原文 ▸
□ □ □ □

Mongodb 源码分析--Replication之OpLog

来源：互联网发布：大数据新闻节目编辑：程序博客网时间：2024/05/23 21:04

在之前的文章中，介绍了关于master-slave模式下的主从端代码的执行流程，因为当时篇幅所限，未对oplog的数据结构以及mongodb的local数据库作过多阐述，而这可能会让不知道其内容的朋友看代码时云里雾里找不到头绪，今天我专门用一篇文章来大致解释一下（这些内容可能会在后面章节中有所涉及）。

      首先了解一个local数据库:
      在mongod中，出于特殊目的（复制机制），保留性使用了local数据库。当使用认证机制时，对local数据库等同于认证admin数据库。

      当使用复制集(Replica sets)模式时，其会使用下面的local数据库：

local.system.replset 用于复制集配置对象存储 (通过shell下的rs.conf()或直接查询)
local.oplog.rs 一个capped collection集合.可在命令行下使用--oplogSize 选项设置该集合大小尺寸.
local.replset.minvalid 通常在复制集内使用，用于跟踪同步状态(sync status)

主从复制模式(Master/Slave):

    * Master
          o local.oplog.$main 存储"oplog"信息
          o local.slaves  存储在master结点上相应slave结点的同步情况（比如syncTo时间戳等）
    * Slave
          o local.sources 从结点所要链接的master结点信息（可通过--source配置参数指定）
    * Other
          o local.me 未知待查:)
          o local.pair.* (replica pairs选项，目前已不推荐使用)

    除了了解local之外，还有oplog的数据结构（存储在local.oplog.$main）要解释一下：

   { ts : ..., op: ..., ns: ..., o: ... o2: ... }

   上面就是一条oplog信息，复制机制就是通过这些信息来进行节点间的数据同步并维护数据一致性的，其中：

    ts：8字节的时间戳，由4字节unix timestamp + 4字节自增计数表示。
        这个值很重要，在选举(如master宕机时)新primary时，会选择ts最大的那个secondary作为新primary。
    op：1字节的操作类型，例如i表示insert，d表示delete。
    ns：操作所在的namespace。
    o：操作所对应的document,即当前操作的内容（比如更新操作时要更新的的字段和值）
    o2: 在执行更新操作时的where条件，仅限于update时才有该属性

其中op，可以是如下几种情形之一：

     "i"： insert
     "u"： update
     "d"： delete
     "c"： db cmd
     "db"：声明当前数据库 (其中ns 被设置成为=>数据库名称+ '.')

□ □ □ □

任务 1 ▸
请将数据行从第一行起、到含有“chart-title: Så utvecklas”的那一行止（首尾两行都算在内），改写成Markdown表格，设“序号”和“内容”两列，空行不计。
原文和数据行来自不同的来源。

□ □ □ □

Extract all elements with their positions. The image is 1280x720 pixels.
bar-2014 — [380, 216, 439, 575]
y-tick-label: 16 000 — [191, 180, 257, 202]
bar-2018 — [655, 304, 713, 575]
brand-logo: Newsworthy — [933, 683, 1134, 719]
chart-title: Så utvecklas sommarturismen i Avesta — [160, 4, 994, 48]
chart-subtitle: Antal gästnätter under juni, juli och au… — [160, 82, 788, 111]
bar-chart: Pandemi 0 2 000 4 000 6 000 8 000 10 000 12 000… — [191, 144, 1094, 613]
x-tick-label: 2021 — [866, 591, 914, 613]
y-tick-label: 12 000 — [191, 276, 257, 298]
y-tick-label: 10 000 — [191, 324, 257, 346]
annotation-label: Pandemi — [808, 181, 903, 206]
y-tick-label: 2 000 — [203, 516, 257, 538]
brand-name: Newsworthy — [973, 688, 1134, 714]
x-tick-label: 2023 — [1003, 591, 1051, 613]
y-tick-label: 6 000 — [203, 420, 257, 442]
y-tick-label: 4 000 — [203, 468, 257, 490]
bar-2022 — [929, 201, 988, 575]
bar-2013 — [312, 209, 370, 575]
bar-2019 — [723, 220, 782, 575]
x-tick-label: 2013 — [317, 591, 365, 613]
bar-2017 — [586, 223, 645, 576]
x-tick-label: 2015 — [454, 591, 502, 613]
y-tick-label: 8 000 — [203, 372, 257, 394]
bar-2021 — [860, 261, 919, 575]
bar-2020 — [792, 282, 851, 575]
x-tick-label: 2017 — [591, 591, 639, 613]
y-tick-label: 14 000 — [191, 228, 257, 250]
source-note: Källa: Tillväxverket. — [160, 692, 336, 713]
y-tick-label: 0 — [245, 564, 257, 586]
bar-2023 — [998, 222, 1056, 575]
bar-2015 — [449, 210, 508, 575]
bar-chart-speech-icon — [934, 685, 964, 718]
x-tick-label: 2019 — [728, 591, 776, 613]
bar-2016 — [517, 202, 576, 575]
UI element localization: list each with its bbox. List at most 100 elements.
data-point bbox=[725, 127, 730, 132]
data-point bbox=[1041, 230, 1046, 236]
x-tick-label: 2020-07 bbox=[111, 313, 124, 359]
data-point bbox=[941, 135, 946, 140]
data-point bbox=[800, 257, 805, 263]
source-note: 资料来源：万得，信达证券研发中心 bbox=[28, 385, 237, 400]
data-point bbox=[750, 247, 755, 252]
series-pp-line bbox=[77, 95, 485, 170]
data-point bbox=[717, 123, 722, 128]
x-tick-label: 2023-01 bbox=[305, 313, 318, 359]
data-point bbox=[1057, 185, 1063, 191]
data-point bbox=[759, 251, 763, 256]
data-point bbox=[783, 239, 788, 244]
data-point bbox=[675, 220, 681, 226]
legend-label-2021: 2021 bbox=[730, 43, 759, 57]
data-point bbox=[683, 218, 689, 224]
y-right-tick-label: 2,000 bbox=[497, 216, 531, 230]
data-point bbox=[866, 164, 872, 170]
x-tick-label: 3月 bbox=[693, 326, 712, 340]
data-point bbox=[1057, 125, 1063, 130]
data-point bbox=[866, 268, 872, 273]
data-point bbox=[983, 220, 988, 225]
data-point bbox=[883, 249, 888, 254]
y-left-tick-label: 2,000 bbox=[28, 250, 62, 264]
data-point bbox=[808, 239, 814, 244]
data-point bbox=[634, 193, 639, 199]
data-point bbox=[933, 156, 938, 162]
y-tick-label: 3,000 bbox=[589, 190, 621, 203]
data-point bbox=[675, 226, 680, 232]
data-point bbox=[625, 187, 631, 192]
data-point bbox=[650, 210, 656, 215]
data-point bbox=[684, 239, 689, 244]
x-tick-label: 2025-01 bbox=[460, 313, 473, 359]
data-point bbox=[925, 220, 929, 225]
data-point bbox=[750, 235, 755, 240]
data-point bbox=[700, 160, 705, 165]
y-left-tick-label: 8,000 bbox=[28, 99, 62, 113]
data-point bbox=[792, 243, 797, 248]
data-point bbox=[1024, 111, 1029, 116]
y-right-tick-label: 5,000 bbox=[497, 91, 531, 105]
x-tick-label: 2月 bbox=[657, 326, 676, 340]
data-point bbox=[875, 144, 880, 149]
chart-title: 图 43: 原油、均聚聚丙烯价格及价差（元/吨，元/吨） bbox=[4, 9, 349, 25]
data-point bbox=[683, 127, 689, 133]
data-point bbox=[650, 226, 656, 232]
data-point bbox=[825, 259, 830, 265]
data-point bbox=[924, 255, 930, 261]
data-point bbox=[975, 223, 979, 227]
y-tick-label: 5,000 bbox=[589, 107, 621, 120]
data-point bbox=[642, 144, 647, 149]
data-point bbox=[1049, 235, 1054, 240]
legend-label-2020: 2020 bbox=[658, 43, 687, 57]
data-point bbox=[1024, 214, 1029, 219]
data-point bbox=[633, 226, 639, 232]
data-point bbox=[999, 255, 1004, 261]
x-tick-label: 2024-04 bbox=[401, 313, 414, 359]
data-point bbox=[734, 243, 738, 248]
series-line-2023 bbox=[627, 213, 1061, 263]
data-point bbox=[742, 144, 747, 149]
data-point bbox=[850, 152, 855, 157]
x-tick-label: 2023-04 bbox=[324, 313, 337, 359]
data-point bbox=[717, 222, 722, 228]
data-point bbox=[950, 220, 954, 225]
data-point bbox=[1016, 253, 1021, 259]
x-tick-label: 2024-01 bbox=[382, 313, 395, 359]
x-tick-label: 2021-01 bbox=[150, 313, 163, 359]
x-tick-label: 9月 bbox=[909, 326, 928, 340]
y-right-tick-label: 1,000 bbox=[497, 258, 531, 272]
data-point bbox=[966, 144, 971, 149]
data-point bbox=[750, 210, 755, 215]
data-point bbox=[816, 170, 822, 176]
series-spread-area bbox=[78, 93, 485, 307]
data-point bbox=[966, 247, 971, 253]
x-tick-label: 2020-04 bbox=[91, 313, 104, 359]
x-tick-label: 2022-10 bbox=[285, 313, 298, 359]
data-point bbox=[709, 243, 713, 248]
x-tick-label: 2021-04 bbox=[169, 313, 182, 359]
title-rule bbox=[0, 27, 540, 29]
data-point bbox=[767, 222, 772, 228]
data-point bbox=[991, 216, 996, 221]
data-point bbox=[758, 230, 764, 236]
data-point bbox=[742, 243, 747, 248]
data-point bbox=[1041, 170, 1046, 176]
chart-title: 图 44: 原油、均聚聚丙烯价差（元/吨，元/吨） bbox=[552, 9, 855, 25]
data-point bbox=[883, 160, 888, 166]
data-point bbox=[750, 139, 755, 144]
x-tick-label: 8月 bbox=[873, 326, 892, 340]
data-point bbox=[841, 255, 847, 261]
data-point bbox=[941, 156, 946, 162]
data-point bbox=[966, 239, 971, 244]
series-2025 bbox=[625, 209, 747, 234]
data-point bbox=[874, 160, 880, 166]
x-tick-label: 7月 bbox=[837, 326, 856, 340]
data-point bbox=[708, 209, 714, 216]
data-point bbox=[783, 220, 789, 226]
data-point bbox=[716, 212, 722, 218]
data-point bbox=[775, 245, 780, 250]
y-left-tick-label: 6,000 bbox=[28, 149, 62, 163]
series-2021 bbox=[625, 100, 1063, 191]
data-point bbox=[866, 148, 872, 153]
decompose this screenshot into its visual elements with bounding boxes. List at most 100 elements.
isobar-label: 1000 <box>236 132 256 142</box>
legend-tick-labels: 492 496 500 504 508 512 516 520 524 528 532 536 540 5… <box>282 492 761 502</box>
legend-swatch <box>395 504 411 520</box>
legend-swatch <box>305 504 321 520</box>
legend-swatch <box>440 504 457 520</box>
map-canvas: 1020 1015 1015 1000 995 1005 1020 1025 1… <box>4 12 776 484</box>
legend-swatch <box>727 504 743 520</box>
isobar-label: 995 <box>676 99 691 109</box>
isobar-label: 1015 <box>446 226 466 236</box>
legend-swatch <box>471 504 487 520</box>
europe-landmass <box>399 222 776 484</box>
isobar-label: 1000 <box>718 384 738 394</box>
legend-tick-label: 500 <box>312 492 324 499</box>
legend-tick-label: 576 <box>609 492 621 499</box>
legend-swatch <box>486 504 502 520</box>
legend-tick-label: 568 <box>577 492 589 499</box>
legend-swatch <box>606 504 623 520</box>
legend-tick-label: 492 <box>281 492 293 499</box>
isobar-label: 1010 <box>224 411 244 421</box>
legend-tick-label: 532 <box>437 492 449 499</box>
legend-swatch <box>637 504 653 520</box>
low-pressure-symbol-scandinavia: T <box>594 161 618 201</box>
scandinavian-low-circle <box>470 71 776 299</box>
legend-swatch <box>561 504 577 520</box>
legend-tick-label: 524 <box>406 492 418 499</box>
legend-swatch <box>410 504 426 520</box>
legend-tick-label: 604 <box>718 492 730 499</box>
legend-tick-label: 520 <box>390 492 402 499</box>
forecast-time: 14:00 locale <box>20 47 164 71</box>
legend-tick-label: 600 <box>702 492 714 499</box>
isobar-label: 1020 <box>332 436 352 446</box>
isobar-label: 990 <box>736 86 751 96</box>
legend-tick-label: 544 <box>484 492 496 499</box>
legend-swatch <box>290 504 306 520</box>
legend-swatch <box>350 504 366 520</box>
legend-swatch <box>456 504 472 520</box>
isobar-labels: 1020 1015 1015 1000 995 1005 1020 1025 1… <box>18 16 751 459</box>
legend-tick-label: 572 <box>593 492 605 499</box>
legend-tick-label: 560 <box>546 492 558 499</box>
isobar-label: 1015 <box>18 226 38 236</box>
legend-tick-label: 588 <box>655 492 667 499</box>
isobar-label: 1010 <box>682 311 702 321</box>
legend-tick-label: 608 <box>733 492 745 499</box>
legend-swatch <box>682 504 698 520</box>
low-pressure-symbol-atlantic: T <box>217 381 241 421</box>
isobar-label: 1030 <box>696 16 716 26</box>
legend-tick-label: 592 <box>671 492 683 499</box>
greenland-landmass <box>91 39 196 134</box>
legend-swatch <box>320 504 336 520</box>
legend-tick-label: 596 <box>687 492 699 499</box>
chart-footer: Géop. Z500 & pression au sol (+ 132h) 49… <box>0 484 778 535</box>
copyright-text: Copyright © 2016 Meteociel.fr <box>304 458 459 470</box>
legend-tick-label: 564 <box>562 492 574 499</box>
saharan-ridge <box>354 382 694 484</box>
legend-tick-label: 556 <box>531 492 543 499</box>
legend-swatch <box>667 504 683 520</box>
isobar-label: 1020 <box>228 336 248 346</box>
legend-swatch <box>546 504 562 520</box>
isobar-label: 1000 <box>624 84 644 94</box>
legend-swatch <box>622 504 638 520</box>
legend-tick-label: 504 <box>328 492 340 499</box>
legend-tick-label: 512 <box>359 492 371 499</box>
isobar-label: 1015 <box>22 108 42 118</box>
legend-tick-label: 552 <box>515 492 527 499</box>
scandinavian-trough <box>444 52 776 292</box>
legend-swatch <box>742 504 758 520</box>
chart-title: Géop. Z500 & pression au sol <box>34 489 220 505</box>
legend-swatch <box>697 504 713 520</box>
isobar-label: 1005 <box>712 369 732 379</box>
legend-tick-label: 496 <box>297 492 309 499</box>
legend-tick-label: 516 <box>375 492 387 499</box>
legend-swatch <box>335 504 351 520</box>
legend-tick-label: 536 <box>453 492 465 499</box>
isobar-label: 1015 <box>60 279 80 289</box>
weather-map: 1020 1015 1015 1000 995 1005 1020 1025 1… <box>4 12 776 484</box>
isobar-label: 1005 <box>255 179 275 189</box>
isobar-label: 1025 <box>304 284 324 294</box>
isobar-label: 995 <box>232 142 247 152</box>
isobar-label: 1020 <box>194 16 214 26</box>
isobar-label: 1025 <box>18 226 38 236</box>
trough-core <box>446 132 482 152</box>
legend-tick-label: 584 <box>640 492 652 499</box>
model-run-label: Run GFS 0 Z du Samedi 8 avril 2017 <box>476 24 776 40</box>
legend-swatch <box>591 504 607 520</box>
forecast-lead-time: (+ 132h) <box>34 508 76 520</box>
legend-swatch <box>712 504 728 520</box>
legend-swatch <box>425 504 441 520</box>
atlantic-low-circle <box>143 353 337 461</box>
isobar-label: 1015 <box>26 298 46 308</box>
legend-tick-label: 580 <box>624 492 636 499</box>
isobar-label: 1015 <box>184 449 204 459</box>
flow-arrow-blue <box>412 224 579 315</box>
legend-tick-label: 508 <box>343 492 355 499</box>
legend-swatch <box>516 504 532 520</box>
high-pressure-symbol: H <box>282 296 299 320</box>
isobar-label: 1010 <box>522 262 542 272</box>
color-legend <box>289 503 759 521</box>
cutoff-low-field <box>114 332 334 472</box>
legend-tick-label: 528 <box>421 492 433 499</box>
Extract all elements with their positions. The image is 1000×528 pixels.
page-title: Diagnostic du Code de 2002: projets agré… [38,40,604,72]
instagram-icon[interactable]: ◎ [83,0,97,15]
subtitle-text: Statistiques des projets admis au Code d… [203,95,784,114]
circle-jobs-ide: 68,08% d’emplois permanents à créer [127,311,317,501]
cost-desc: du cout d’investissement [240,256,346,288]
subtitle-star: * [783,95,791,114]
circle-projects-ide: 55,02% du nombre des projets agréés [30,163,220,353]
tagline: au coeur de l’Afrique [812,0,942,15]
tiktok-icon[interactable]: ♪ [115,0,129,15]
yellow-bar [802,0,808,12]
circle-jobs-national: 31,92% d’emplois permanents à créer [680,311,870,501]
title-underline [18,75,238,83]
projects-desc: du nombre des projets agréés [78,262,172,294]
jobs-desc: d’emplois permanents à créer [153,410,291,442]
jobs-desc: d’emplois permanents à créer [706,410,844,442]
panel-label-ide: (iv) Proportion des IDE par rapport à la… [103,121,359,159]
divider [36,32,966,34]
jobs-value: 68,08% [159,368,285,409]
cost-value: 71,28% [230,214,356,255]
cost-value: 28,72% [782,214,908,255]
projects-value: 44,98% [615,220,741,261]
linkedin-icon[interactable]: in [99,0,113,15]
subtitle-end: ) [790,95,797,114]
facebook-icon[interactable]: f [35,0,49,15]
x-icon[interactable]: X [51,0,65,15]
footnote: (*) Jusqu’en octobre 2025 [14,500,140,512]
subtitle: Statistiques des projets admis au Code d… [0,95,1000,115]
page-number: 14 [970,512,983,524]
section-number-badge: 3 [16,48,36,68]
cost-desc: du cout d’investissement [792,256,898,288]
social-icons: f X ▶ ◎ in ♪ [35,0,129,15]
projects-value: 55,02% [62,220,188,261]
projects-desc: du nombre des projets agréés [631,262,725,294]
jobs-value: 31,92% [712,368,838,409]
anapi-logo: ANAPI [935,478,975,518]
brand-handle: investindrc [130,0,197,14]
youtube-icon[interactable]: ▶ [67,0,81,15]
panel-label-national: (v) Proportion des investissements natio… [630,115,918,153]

□ □ □ □

任务 2 ▸
把原文中的一段原样重写出来：从含有“来源：互联网发布：大数据新闻”的地方开始，到“local.system.replset 用于复制集配置对象存储 (通过shell下的rs.conf()或直接查询)”结束。

回答 1 ▸
| 序号 | 内容 |
|---|---|
| 1 | Extract all elements with their positions. The image is 1280x720 pixels. |
| 2 | bar-2014 — [380, 216, 439, 575] |
| 3 | y-tick-label: 16 000 — [191, 180, 257, 202] |
| 4 | bar-2018 — [655, 304, 713, 575] |
| 5 | brand-logo: Newsworthy — [933, 683, 1134, 719] |
| 6 | chart-title: Så utvecklas sommarturismen i Avesta — [160, 4, 994, 48] |

回答 2 ▸
来源：互联网发布：大数据新闻节目编辑：程序博客网时间：2024/05/23 21:04

在之前的文章中，介绍了关于master-slave模式下的主从端代码的执行流程，因为当时篇幅所限，未对oplog的数据结构以及mongodb的local数据库作过多阐述，而这可能会让不知道其内容的朋友看代码时云里雾里找不到头绪，今天我专门用一篇文章来大致解释一下（这些内容可能会在后面章节中有所涉及）。

      首先了解一个local数据库:
      在mongod中，出于特殊目的（复制机制），保留性使用了local数据库。当使用认证机制时，对local数据库等同于认证admin数据库。

      当使用复制集(Replica sets)模式时，其会使用下面的local数据库：

local.system.replset 用于复制集配置对象存储 (通过shell下的rs.conf()或直接查询)